A block of data:
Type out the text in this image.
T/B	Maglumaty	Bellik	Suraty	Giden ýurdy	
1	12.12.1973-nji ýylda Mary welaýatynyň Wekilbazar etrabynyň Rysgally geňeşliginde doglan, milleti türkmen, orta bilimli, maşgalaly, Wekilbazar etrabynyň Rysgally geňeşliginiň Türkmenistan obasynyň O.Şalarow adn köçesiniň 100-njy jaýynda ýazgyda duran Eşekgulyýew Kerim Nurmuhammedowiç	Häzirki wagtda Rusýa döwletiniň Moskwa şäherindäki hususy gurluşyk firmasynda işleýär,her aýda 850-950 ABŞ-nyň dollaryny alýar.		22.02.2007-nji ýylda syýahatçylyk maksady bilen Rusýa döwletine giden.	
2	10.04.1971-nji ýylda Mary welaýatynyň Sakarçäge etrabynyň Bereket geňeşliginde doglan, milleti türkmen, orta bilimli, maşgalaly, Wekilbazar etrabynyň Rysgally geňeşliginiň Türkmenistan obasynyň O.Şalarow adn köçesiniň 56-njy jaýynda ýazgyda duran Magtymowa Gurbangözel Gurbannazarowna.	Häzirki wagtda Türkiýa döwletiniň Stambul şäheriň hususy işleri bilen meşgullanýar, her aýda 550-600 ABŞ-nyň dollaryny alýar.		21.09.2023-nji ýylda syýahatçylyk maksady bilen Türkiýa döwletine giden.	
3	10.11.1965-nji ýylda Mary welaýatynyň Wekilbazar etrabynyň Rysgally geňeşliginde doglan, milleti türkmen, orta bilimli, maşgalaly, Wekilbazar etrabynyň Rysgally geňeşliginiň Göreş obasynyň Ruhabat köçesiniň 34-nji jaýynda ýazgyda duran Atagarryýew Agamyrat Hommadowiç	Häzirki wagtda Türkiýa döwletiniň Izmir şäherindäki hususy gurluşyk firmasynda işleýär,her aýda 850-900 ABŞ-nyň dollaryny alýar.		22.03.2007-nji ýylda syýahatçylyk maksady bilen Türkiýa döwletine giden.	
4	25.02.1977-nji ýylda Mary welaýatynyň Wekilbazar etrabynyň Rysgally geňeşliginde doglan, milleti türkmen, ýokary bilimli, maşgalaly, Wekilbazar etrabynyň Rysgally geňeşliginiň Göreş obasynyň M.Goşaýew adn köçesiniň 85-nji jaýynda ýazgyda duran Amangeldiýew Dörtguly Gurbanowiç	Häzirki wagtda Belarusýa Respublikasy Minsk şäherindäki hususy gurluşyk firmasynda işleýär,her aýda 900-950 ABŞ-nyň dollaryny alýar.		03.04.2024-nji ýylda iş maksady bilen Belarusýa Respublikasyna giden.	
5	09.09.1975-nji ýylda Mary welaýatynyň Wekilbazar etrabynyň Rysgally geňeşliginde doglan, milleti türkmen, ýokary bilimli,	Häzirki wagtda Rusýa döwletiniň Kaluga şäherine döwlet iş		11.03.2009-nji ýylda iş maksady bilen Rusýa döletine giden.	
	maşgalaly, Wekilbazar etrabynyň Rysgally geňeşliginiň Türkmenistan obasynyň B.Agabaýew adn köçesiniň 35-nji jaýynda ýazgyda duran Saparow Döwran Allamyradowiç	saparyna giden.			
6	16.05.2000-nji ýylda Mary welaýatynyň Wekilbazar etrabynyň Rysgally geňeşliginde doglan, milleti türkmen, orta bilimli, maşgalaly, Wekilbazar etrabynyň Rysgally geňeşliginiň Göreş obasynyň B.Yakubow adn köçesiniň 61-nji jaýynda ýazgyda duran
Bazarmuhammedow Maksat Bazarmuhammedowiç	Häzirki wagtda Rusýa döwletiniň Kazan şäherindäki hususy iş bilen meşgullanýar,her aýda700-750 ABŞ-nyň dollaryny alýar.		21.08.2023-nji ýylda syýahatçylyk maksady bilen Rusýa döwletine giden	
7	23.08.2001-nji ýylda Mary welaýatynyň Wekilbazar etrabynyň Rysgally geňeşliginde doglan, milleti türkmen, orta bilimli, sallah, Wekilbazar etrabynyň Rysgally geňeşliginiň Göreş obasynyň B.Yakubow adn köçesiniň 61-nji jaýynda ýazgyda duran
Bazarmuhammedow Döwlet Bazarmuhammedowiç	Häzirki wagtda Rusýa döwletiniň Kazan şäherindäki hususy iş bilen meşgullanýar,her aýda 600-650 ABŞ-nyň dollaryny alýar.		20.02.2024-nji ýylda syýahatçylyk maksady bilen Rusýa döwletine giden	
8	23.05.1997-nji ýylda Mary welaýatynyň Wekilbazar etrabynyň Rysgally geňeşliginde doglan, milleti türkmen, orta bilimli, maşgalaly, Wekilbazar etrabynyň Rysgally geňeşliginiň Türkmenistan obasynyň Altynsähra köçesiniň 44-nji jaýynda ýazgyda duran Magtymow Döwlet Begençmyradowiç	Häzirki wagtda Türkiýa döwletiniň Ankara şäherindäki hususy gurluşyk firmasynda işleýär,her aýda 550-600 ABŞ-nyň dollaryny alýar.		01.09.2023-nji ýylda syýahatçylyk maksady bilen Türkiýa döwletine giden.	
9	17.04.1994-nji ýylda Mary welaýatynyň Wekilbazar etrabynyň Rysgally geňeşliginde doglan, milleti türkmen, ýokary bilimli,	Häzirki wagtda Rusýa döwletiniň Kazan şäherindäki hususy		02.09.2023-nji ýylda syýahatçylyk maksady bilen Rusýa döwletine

> Task to complete: Return all lines containing the word "Kazan".

> Solution for this problem:
Bazarmuhammedow Maksat Bazarmuhammedowiç	Häzirki wagtda Rusýa döwletiniň Kazan şäherindäki hususy iş bilen meşgullanýar,her aýda700-750 ABŞ-nyň dollaryny alýar.		21.08.2023-nji ýylda syýahatçylyk maksady bilen Rusýa döwletine giden	
Bazarmuhammedow Döwlet Bazarmuhammedowiç	Häzirki wagtda Rusýa döwletiniň Kazan şäherindäki hususy iş bilen meşgullanýar,her aýda 600-650 ABŞ-nyň dollaryny alýar.		20.02.2024-nji ýylda syýahatçylyk maksady bilen Rusýa döwletine giden	
9	17.04.1994-nji ýylda Mary welaýatynyň Wekilbazar etrabynyň Rysgally geňeşliginde doglan, milleti türkmen, ýokary bilimli,	Häzirki wagtda Rusýa döwletiniň Kazan şäherindäki hususy		02.09.2023-nji ýylda syýahatçylyk maksady bilen Rusýa döwletine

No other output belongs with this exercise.